_Job_
Give every line back verbatim, dropping all images.
.....
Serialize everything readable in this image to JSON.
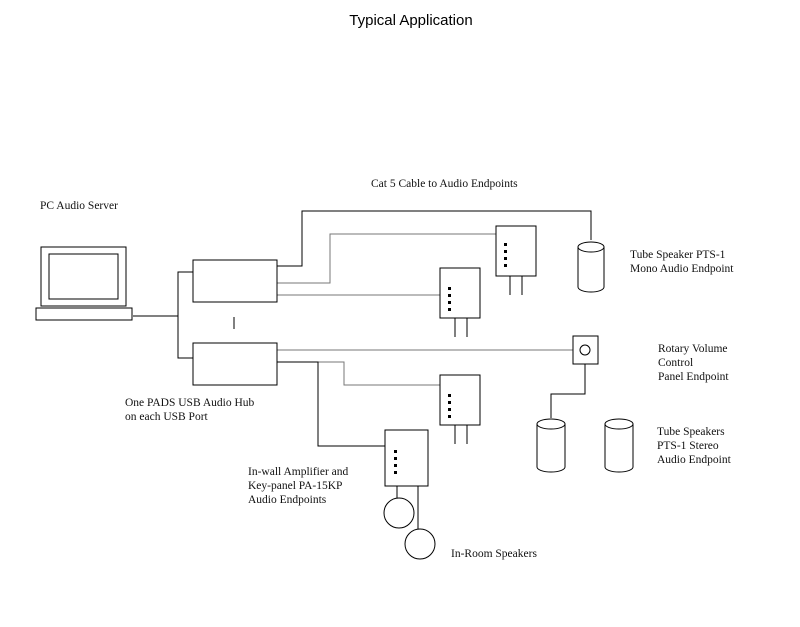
{
  "title": "Typical Application",
  "labels": {
    "pc_server": "PC Audio Server",
    "cat5": "Cat 5 Cable to Audio Endpoints",
    "tube_mono": [
      "Tube Speaker PTS-1",
      "Mono Audio Endpoint"
    ],
    "rotary": [
      "Rotary Volume",
      "Control",
      "Panel  Endpoint"
    ],
    "tube_stereo": [
      "Tube Speakers",
      "PTS-1 Stereo",
      "Audio Endpoint"
    ],
    "hub": [
      "One PADS USB Audio Hub",
      "on each USB Port"
    ],
    "amp": [
      "In-wall Amplifier and",
      "Key-panel PA-15KP",
      "Audio Endpoints"
    ],
    "speakers": "In-Room Speakers"
  },
  "colors": {
    "line": "#000000",
    "thin_line": "#777777",
    "fill": "#ffffff"
  }
}
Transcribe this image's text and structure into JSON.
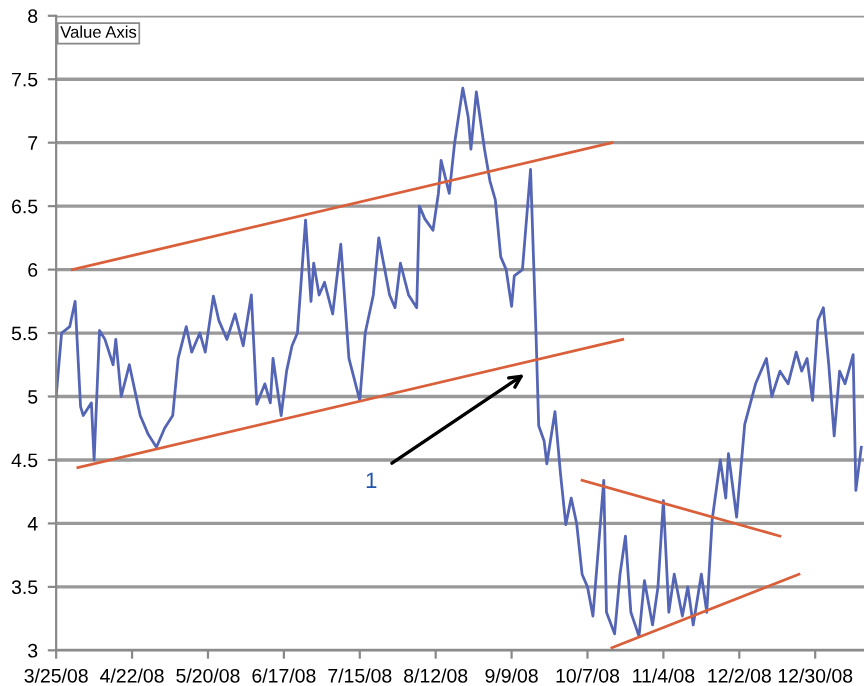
{
  "chart_data": {
    "type": "line",
    "ylabel": "Value Axis",
    "x": [
      "2008-03-25",
      "2008-03-27",
      "2008-03-30",
      "2008-04-01",
      "2008-04-03",
      "2008-04-04",
      "2008-04-07",
      "2008-04-08",
      "2008-04-10",
      "2008-04-12",
      "2008-04-15",
      "2008-04-16",
      "2008-04-18",
      "2008-04-21",
      "2008-04-23",
      "2008-04-25",
      "2008-04-28",
      "2008-05-01",
      "2008-05-04",
      "2008-05-07",
      "2008-05-09",
      "2008-05-12",
      "2008-05-14",
      "2008-05-17",
      "2008-05-19",
      "2008-05-22",
      "2008-05-24",
      "2008-05-27",
      "2008-05-30",
      "2008-06-02",
      "2008-06-05",
      "2008-06-07",
      "2008-06-10",
      "2008-06-12",
      "2008-06-13",
      "2008-06-16",
      "2008-06-18",
      "2008-06-20",
      "2008-06-22",
      "2008-06-25",
      "2008-06-27",
      "2008-06-28",
      "2008-06-30",
      "2008-07-02",
      "2008-07-05",
      "2008-07-08",
      "2008-07-11",
      "2008-07-15",
      "2008-07-17",
      "2008-07-20",
      "2008-07-22",
      "2008-07-26",
      "2008-07-28",
      "2008-07-30",
      "2008-08-02",
      "2008-08-05",
      "2008-08-06",
      "2008-08-08",
      "2008-08-11",
      "2008-08-13",
      "2008-08-14",
      "2008-08-17",
      "2008-08-19",
      "2008-08-22",
      "2008-08-24",
      "2008-08-25",
      "2008-08-27",
      "2008-08-30",
      "2008-09-01",
      "2008-09-03",
      "2008-09-05",
      "2008-09-07",
      "2008-09-09",
      "2008-09-10",
      "2008-09-13",
      "2008-09-16",
      "2008-09-18",
      "2008-09-19",
      "2008-09-21",
      "2008-09-22",
      "2008-09-25",
      "2008-09-27",
      "2008-09-29",
      "2008-10-01",
      "2008-10-03",
      "2008-10-05",
      "2008-10-07",
      "2008-10-09",
      "2008-10-11",
      "2008-10-13",
      "2008-10-14",
      "2008-10-17",
      "2008-10-19",
      "2008-10-21",
      "2008-10-23",
      "2008-10-26",
      "2008-10-28",
      "2008-10-31",
      "2008-11-02",
      "2008-11-04",
      "2008-11-06",
      "2008-11-08",
      "2008-11-11",
      "2008-11-13",
      "2008-11-15",
      "2008-11-18",
      "2008-11-20",
      "2008-11-22",
      "2008-11-25",
      "2008-11-27",
      "2008-11-28",
      "2008-12-01",
      "2008-12-04",
      "2008-12-08",
      "2008-12-12",
      "2008-12-14",
      "2008-12-17",
      "2008-12-20",
      "2008-12-23",
      "2008-12-25",
      "2008-12-27",
      "2008-12-29",
      "2008-12-31",
      "2009-01-02",
      "2009-01-04",
      "2009-01-06",
      "2009-01-08",
      "2009-01-10",
      "2009-01-13",
      "2009-01-14",
      "2009-01-16"
    ],
    "series": [
      {
        "color": "#5565b5",
        "values": [
          5.0,
          5.5,
          5.55,
          5.75,
          4.92,
          4.85,
          4.95,
          4.5,
          5.52,
          5.45,
          5.25,
          5.45,
          5.0,
          5.25,
          5.05,
          4.85,
          4.7,
          4.6,
          4.75,
          4.85,
          5.3,
          5.55,
          5.35,
          5.5,
          5.35,
          5.79,
          5.6,
          5.45,
          5.65,
          5.4,
          5.8,
          4.94,
          5.1,
          4.95,
          5.3,
          4.85,
          5.2,
          5.4,
          5.5,
          6.39,
          5.75,
          6.05,
          5.8,
          5.9,
          5.65,
          6.2,
          5.3,
          4.97,
          5.5,
          5.8,
          6.25,
          5.8,
          5.7,
          6.05,
          5.8,
          5.7,
          6.5,
          6.4,
          6.31,
          6.6,
          6.86,
          6.6,
          7.0,
          7.43,
          7.2,
          6.95,
          7.4,
          6.95,
          6.7,
          6.55,
          6.1,
          6.0,
          5.71,
          5.95,
          6.0,
          6.79,
          5.5,
          4.77,
          4.65,
          4.47,
          4.88,
          4.4,
          3.99,
          4.2,
          4.0,
          3.6,
          3.5,
          3.27,
          3.8,
          4.34,
          3.3,
          3.13,
          3.6,
          3.9,
          3.3,
          3.11,
          3.55,
          3.2,
          3.5,
          4.18,
          3.3,
          3.6,
          3.27,
          3.5,
          3.2,
          3.6,
          3.3,
          4.03,
          4.5,
          4.2,
          4.55,
          4.05,
          4.78,
          5.1,
          5.3,
          5.0,
          5.2,
          5.1,
          5.35,
          5.2,
          5.3,
          4.97,
          5.6,
          5.7,
          5.25,
          4.69,
          5.2,
          5.1,
          5.33,
          4.26,
          4.6
        ]
      },
      {
        "type": "line",
        "color": "#d9603b",
        "x": [
          "2008-03-31",
          "2008-10-16"
        ],
        "values": [
          6.0,
          7.0
        ]
      },
      {
        "type": "line",
        "color": "#d9603b",
        "x": [
          "2008-04-02",
          "2008-10-20"
        ],
        "values": [
          4.44,
          5.45
        ]
      },
      {
        "type": "line",
        "color": "#d9603b",
        "x": [
          "2008-10-05",
          "2008-12-17"
        ],
        "values": [
          4.34,
          3.9
        ]
      },
      {
        "type": "line",
        "color": "#d9603b",
        "x": [
          "2008-10-16",
          "2008-12-24"
        ],
        "values": [
          3.02,
          3.6
        ]
      }
    ],
    "xlim": [
      "2008-03-25",
      "2009-01-17"
    ],
    "xticks": [
      {
        "value": "2008-03-25",
        "label": "3/25/08"
      },
      {
        "value": "2008-04-22",
        "label": "4/22/08"
      },
      {
        "value": "2008-05-20",
        "label": "5/20/08"
      },
      {
        "value": "2008-06-17",
        "label": "6/17/08"
      },
      {
        "value": "2008-07-15",
        "label": "7/15/08"
      },
      {
        "value": "2008-08-12",
        "label": "8/12/08"
      },
      {
        "value": "2008-09-09",
        "label": "9/9/08"
      },
      {
        "value": "2008-10-07",
        "label": "10/7/08"
      },
      {
        "value": "2008-11-04",
        "label": "11/4/08"
      },
      {
        "value": "2008-12-02",
        "label": "12/2/08"
      },
      {
        "value": "2008-12-30",
        "label": "12/30/08"
      }
    ],
    "ylim": [
      3,
      8
    ],
    "yticks": [
      3,
      3.5,
      4,
      4.5,
      5,
      5.5,
      6,
      6.5,
      7,
      7.5,
      8
    ],
    "grid": "y",
    "annotations": [
      "1"
    ]
  }
}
.....
_Output of the task_
Serialize everything readable in this image to JSON.
{
  "title": "Typical Application",
  "labels": {
    "pc_server": "PC Audio Server",
    "cat5": "Cat 5 Cable to Audio Endpoints",
    "tube_mono": [
      "Tube Speaker PTS-1",
      "Mono Audio Endpoint"
    ],
    "rotary": [
      "Rotary Volume",
      "Control",
      "Panel  Endpoint"
    ],
    "tube_stereo": [
      "Tube Speakers",
      "PTS-1 Stereo",
      "Audio Endpoint"
    ],
    "hub": [
      "One PADS USB Audio Hub",
      "on each USB Port"
    ],
    "amp": [
      "In-wall Amplifier and",
      "Key-panel PA-15KP",
      "Audio Endpoints"
    ],
    "speakers": "In-Room Speakers"
  },
  "colors": {
    "line": "#000000",
    "thin_line": "#777777",
    "fill": "#ffffff"
  }
}
Transcribe this image's text and structure into JSON.
{
  "chart_data": {
    "type": "line",
    "ylabel": "Value Axis",
    "x": [
      "2008-03-25",
      "2008-03-27",
      "2008-03-30",
      "2008-04-01",
      "2008-04-03",
      "2008-04-04",
      "2008-04-07",
      "2008-04-08",
      "2008-04-10",
      "2008-04-12",
      "2008-04-15",
      "2008-04-16",
      "2008-04-18",
      "2008-04-21",
      "2008-04-23",
      "2008-04-25",
      "2008-04-28",
      "2008-05-01",
      "2008-05-04",
      "2008-05-07",
      "2008-05-09",
      "2008-05-12",
      "2008-05-14",
      "2008-05-17",
      "2008-05-19",
      "2008-05-22",
      "2008-05-24",
      "2008-05-27",
      "2008-05-30",
      "2008-06-02",
      "2008-06-05",
      "2008-06-07",
      "2008-06-10",
      "2008-06-12",
      "2008-06-13",
      "2008-06-16",
      "2008-06-18",
      "2008-06-20",
      "2008-06-22",
      "2008-06-25",
      "2008-06-27",
      "2008-06-28",
      "2008-06-30",
      "2008-07-02",
      "2008-07-05",
      "2008-07-08",
      "2008-07-11",
      "2008-07-15",
      "2008-07-17",
      "2008-07-20",
      "2008-07-22",
      "2008-07-26",
      "2008-07-28",
      "2008-07-30",
      "2008-08-02",
      "2008-08-05",
      "2008-08-06",
      "2008-08-08",
      "2008-08-11",
      "2008-08-13",
      "2008-08-14",
      "2008-08-17",
      "2008-08-19",
      "2008-08-22",
      "2008-08-24",
      "2008-08-25",
      "2008-08-27",
      "2008-08-30",
      "2008-09-01",
      "2008-09-03",
      "2008-09-05",
      "2008-09-07",
      "2008-09-09",
      "2008-09-10",
      "2008-09-13",
      "2008-09-16",
      "2008-09-18",
      "2008-09-19",
      "2008-09-21",
      "2008-09-22",
      "2008-09-25",
      "2008-09-27",
      "2008-09-29",
      "2008-10-01",
      "2008-10-03",
      "2008-10-05",
      "2008-10-07",
      "2008-10-09",
      "2008-10-11",
      "2008-10-13",
      "2008-10-14",
      "2008-10-17",
      "2008-10-19",
      "2008-10-21",
      "2008-10-23",
      "2008-10-26",
      "2008-10-28",
      "2008-10-31",
      "2008-11-02",
      "2008-11-04",
      "2008-11-06",
      "2008-11-08",
      "2008-11-11",
      "2008-11-13",
      "2008-11-15",
      "2008-11-18",
      "2008-11-20",
      "2008-11-22",
      "2008-11-25",
      "2008-11-27",
      "2008-11-28",
      "2008-12-01",
      "2008-12-04",
      "2008-12-08",
      "2008-12-12",
      "2008-12-14",
      "2008-12-17",
      "2008-12-20",
      "2008-12-23",
      "2008-12-25",
      "2008-12-27",
      "2008-12-29",
      "2008-12-31",
      "2009-01-02",
      "2009-01-04",
      "2009-01-06",
      "2009-01-08",
      "2009-01-10",
      "2009-01-13",
      "2009-01-14",
      "2009-01-16"
    ],
    "series": [
      {
        "color": "#5565b5",
        "values": [
          5.0,
          5.5,
          5.55,
          5.75,
          4.92,
          4.85,
          4.95,
          4.5,
          5.52,
          5.45,
          5.25,
          5.45,
          5.0,
          5.25,
          5.05,
          4.85,
          4.7,
          4.6,
          4.75,
          4.85,
          5.3,
          5.55,
          5.35,
          5.5,
          5.35,
          5.79,
          5.6,
          5.45,
          5.65,
          5.4,
          5.8,
          4.94,
          5.1,
          4.95,
          5.3,
          4.85,
          5.2,
          5.4,
          5.5,
          6.39,
          5.75,
          6.05,
          5.8,
          5.9,
          5.65,
          6.2,
          5.3,
          4.97,
          5.5,
          5.8,
          6.25,
          5.8,
          5.7,
          6.05,
          5.8,
          5.7,
          6.5,
          6.4,
          6.31,
          6.6,
          6.86,
          6.6,
          7.0,
          7.43,
          7.2,
          6.95,
          7.4,
          6.95,
          6.7,
          6.55,
          6.1,
          6.0,
          5.71,
          5.95,
          6.0,
          6.79,
          5.5,
          4.77,
          4.65,
          4.47,
          4.88,
          4.4,
          3.99,
          4.2,
          4.0,
          3.6,
          3.5,
          3.27,
          3.8,
          4.34,
          3.3,
          3.13,
          3.6,
          3.9,
          3.3,
          3.11,
          3.55,
          3.2,
          3.5,
          4.18,
          3.3,
          3.6,
          3.27,
          3.5,
          3.2,
          3.6,
          3.3,
          4.03,
          4.5,
          4.2,
          4.55,
          4.05,
          4.78,
          5.1,
          5.3,
          5.0,
          5.2,
          5.1,
          5.35,
          5.2,
          5.3,
          4.97,
          5.6,
          5.7,
          5.25,
          4.69,
          5.2,
          5.1,
          5.33,
          4.26,
          4.6
        ]
      },
      {
        "type": "line",
        "color": "#d9603b",
        "x": [
          "2008-03-31",
          "2008-10-16"
        ],
        "values": [
          6.0,
          7.0
        ]
      },
      {
        "type": "line",
        "color": "#d9603b",
        "x": [
          "2008-04-02",
          "2008-10-20"
        ],
        "values": [
          4.44,
          5.45
        ]
      },
      {
        "type": "line",
        "color": "#d9603b",
        "x": [
          "2008-10-05",
          "2008-12-17"
        ],
        "values": [
          4.34,
          3.9
        ]
      },
      {
        "type": "line",
        "color": "#d9603b",
        "x": [
          "2008-10-16",
          "2008-12-24"
        ],
        "values": [
          3.02,
          3.6
        ]
      }
    ],
    "xlim": [
      "2008-03-25",
      "2009-01-17"
    ],
    "xticks": [
      {
        "value": "2008-03-25",
        "label": "3/25/08"
      },
      {
        "value": "2008-04-22",
        "label": "4/22/08"
      },
      {
        "value": "2008-05-20",
        "label": "5/20/08"
      },
      {
        "value": "2008-06-17",
        "label": "6/17/08"
      },
      {
        "value": "2008-07-15",
        "label": "7/15/08"
      },
      {
        "value": "2008-08-12",
        "label": "8/12/08"
      },
      {
        "value": "2008-09-09",
        "label": "9/9/08"
      },
      {
        "value": "2008-10-07",
        "label": "10/7/08"
      },
      {
        "value": "2008-11-04",
        "label": "11/4/08"
      },
      {
        "value": "2008-12-02",
        "label": "12/2/08"
      },
      {
        "value": "2008-12-30",
        "label": "12/30/08"
      }
    ],
    "ylim": [
      3,
      8
    ],
    "yticks": [
      3,
      3.5,
      4,
      4.5,
      5,
      5.5,
      6,
      6.5,
      7,
      7.5,
      8
    ],
    "grid": "y",
    "annotations": [
      "1"
    ]
  }
}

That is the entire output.